[Data entries]
####################

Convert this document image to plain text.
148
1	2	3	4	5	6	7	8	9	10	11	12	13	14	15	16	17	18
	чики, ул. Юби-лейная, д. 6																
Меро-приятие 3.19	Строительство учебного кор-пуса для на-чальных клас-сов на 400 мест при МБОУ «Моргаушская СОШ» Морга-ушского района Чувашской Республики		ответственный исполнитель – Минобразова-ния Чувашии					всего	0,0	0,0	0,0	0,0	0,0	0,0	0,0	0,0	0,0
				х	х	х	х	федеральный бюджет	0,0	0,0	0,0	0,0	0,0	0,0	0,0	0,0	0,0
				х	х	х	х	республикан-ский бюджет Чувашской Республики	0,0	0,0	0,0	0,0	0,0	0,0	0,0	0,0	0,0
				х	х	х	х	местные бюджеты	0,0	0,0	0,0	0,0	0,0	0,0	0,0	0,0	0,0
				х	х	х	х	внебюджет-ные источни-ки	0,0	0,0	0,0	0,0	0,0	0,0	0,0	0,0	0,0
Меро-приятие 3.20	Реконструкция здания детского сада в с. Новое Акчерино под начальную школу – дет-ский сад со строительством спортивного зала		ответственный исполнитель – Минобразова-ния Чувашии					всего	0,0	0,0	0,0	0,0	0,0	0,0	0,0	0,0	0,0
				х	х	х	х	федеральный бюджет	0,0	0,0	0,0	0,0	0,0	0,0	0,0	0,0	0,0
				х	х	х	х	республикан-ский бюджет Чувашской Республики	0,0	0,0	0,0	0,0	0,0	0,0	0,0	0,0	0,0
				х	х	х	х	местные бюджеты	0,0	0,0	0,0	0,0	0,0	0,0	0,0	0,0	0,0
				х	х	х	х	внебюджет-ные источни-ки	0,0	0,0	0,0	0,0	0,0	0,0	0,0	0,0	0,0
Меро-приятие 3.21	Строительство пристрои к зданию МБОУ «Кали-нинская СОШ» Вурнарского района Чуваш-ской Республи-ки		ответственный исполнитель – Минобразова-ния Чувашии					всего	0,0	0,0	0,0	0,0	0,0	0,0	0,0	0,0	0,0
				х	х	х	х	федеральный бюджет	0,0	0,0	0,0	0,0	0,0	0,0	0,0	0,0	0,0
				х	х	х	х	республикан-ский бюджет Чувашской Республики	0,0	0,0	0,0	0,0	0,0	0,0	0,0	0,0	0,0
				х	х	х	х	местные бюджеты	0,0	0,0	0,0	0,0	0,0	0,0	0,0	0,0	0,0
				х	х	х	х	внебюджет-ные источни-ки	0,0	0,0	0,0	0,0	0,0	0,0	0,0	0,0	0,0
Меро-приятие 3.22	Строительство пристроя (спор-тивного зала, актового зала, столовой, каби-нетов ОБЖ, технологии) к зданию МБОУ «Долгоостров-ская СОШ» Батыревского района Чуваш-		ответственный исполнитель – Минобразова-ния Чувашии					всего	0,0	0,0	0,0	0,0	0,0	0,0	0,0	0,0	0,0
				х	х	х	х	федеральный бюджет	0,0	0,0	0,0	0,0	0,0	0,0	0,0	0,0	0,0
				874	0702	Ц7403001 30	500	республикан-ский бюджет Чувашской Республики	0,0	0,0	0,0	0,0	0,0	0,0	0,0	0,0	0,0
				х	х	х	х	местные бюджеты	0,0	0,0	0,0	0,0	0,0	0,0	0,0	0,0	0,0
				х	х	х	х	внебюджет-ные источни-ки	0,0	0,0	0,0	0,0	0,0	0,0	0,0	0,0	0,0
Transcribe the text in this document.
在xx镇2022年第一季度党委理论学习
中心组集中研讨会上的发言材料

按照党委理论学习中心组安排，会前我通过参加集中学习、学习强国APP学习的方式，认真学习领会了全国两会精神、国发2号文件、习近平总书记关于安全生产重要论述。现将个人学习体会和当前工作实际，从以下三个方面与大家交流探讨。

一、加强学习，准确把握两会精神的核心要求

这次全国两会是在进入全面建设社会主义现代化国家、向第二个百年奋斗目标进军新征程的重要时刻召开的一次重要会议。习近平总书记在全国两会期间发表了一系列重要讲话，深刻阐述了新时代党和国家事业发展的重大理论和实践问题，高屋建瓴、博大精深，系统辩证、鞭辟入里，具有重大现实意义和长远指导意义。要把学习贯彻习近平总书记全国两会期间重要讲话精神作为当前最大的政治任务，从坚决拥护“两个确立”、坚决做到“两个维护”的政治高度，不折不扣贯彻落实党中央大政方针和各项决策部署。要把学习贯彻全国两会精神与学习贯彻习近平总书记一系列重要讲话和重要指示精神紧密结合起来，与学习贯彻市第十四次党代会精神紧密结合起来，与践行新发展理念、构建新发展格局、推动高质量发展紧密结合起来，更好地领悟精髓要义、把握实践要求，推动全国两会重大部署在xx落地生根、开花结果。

####################

### [WORK TO DO]
Copy out all lines that carry the word "text".

### [WRITTEN SOLUTION]
Convert this document image to plain text.
Transcribe the text in this document.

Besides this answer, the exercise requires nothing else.